* Supplied data
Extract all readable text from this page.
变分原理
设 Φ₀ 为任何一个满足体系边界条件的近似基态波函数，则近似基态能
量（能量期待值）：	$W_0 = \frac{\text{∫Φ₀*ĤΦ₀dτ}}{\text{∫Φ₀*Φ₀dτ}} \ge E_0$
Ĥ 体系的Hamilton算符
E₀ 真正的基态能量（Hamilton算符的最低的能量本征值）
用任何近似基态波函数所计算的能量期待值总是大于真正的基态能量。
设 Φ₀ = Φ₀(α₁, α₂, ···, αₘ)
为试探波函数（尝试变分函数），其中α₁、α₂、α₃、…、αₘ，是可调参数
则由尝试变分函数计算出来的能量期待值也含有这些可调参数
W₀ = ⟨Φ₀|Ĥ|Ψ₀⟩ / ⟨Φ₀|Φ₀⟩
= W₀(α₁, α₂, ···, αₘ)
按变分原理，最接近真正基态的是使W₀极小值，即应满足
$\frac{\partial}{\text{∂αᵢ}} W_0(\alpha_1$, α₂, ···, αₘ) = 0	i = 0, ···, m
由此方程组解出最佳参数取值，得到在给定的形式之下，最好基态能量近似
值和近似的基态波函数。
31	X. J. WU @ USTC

* Task
Copy out all of the records shown above exactly.

* The response
Extract all readable text from this page.
变分原理
设 Φ₀ 为任何一个满足体系边界条件的近似基态波函数，则近似基态能
量（能量期待值）：	$W_0 = \frac{\text{∫Φ₀*ĤΦ₀dτ}}{\text{∫Φ₀*Φ₀dτ}} \ge E_0$
Ĥ 体系的Hamilton算符
E₀ 真正的基态能量（Hamilton算符的最低的能量本征值）
用任何近似基态波函数所计算的能量期待值总是大于真正的基态能量。
设 Φ₀ = Φ₀(α₁, α₂, ···, αₘ)
为试探波函数（尝试变分函数），其中α₁、α₂、α₃、…、αₘ，是可调参数
则由尝试变分函数计算出来的能量期待值也含有这些可调参数
W₀ = ⟨Φ₀|Ĥ|Ψ₀⟩ / ⟨Φ₀|Φ₀⟩
= W₀(α₁, α₂, ···, αₘ)
按变分原理，最接近真正基态的是使W₀极小值，即应满足
$\frac{\partial}{\text{∂αᵢ}} W_0(\alpha_1$, α₂, ···, αₘ) = 0	i = 0, ···, m
由此方程组解出最佳参数取值，得到在给定的形式之下，最好基态能量近似
值和近似的基态波函数。
31	X. J. WU @ USTC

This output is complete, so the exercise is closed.